STATED GOAL: Every line below that mentions the word "Area" should be copied out.

RAW RECORDS:
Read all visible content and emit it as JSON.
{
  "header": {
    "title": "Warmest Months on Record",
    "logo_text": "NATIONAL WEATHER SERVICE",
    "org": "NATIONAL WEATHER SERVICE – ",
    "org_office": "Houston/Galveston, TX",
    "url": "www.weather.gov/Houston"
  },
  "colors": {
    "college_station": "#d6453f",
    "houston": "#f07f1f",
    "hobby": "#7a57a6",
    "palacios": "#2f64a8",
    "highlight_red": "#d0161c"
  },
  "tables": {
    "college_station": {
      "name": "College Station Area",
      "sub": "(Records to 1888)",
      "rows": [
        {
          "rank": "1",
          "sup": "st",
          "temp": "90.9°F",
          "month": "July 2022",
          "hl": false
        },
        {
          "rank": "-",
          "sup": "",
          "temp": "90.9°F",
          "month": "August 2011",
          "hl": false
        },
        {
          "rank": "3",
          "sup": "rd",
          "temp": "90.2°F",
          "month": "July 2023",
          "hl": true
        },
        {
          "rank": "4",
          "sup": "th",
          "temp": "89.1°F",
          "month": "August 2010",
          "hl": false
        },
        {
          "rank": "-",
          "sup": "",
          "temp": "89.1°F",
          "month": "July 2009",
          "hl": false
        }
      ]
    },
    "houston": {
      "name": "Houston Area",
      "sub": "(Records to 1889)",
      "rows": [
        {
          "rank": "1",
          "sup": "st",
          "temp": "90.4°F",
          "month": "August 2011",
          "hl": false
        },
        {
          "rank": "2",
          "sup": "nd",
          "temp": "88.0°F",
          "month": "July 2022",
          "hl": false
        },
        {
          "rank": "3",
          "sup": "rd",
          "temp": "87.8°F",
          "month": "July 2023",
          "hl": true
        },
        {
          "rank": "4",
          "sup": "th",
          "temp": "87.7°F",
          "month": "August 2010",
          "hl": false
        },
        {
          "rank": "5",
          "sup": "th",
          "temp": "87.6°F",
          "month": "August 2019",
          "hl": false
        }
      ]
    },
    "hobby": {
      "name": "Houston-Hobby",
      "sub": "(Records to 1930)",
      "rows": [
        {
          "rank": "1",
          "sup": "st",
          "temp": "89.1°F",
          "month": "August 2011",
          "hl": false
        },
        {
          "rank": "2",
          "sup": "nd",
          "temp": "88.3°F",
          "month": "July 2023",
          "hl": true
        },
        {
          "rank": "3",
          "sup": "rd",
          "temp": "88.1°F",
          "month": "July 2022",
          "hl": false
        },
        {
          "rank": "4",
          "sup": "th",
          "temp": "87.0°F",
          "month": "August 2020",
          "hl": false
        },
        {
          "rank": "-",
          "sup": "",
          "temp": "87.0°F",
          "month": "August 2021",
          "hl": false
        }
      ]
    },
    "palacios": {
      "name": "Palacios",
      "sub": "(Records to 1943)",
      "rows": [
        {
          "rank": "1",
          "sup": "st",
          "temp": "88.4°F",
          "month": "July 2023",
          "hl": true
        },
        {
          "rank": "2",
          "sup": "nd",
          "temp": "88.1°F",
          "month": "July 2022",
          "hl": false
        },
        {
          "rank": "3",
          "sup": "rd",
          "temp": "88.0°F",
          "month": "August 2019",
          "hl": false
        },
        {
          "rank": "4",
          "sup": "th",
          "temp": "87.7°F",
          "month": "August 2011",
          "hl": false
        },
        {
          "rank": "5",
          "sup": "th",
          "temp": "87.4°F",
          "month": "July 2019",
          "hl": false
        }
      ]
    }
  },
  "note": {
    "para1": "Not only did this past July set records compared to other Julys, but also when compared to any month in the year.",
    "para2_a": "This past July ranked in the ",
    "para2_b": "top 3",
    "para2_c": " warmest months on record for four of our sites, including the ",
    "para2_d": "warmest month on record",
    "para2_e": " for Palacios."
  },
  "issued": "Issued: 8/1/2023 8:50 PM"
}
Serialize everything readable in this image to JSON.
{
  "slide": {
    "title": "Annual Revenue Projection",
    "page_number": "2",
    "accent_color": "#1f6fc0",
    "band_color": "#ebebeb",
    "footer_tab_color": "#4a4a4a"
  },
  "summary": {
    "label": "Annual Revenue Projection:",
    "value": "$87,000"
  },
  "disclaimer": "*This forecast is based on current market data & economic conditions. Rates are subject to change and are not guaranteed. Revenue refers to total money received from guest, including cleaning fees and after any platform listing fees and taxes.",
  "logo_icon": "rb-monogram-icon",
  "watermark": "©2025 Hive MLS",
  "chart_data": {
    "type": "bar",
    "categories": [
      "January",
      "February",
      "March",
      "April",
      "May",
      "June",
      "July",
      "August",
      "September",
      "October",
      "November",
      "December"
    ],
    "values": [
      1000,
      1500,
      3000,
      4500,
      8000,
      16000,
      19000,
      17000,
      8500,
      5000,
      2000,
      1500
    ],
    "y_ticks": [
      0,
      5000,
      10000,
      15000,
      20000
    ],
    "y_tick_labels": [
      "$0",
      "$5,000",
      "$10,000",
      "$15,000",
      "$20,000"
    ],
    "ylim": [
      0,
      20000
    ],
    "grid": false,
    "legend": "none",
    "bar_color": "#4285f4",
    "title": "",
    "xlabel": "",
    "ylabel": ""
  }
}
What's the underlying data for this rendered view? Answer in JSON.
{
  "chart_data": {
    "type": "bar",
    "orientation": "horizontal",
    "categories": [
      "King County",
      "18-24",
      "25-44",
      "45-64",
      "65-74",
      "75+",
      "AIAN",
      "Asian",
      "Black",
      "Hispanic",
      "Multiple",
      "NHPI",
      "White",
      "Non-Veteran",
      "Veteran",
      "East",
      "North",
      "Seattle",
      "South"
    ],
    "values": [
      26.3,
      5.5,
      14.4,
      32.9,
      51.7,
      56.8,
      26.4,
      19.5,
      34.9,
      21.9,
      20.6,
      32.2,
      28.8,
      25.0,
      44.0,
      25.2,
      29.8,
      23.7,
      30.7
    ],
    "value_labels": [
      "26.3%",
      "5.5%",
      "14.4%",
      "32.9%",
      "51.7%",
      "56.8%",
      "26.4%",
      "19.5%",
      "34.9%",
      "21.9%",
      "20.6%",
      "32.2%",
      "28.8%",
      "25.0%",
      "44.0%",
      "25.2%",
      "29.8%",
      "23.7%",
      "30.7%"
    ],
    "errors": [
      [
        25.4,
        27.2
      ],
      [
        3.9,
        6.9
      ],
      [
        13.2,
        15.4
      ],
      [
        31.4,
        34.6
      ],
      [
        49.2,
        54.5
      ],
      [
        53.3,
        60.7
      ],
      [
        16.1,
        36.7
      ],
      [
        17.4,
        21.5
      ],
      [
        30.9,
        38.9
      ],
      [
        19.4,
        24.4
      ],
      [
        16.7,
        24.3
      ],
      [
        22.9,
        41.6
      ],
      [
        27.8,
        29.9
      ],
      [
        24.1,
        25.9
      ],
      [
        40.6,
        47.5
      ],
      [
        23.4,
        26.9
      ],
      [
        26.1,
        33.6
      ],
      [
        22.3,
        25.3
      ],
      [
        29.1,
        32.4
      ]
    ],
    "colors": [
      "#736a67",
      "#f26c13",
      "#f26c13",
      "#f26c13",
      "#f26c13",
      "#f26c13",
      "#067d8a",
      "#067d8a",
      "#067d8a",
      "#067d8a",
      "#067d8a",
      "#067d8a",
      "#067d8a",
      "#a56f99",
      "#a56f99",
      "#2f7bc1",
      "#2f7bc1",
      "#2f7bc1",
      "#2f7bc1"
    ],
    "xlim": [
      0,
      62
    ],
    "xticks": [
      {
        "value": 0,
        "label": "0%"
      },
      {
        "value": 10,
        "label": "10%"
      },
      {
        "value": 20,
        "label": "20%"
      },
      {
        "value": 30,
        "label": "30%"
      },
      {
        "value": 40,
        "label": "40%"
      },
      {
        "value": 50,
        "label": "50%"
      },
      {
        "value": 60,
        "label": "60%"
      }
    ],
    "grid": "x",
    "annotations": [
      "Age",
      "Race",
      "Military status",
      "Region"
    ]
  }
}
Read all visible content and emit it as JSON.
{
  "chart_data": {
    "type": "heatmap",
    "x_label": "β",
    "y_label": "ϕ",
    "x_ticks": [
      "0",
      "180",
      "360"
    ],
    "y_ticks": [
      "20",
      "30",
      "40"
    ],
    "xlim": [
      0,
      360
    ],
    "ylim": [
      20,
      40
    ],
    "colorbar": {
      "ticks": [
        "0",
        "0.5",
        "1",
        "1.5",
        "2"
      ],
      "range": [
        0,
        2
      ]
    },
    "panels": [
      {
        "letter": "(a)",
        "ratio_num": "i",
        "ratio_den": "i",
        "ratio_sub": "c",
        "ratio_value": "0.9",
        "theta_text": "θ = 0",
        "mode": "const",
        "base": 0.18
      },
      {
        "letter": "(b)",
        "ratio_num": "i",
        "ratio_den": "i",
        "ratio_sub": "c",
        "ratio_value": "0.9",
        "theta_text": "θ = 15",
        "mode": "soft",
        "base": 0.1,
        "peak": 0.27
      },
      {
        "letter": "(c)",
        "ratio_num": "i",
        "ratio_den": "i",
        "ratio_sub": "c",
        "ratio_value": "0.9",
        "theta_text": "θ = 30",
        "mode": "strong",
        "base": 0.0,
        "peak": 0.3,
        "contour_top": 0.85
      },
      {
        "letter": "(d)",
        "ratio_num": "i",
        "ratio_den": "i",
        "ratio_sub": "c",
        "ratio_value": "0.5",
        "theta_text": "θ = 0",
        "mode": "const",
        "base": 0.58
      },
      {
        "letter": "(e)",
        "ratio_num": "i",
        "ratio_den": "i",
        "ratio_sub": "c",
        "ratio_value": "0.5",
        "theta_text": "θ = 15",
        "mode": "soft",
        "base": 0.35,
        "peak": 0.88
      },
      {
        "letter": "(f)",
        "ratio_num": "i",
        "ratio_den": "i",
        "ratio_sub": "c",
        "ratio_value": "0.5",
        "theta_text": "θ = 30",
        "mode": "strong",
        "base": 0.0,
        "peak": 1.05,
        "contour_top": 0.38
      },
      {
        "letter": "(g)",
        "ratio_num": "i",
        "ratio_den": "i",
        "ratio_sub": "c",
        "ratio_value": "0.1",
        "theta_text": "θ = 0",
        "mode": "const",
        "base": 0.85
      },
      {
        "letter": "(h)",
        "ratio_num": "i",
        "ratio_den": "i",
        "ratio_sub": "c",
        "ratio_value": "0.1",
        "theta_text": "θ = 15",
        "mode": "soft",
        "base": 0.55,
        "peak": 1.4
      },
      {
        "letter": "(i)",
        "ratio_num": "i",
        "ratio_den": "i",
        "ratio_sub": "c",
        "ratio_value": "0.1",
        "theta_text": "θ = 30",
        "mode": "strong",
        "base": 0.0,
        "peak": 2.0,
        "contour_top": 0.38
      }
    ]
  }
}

WRITTEN ANSWER:
      "name": "College Station Area",
      "name": "Houston Area",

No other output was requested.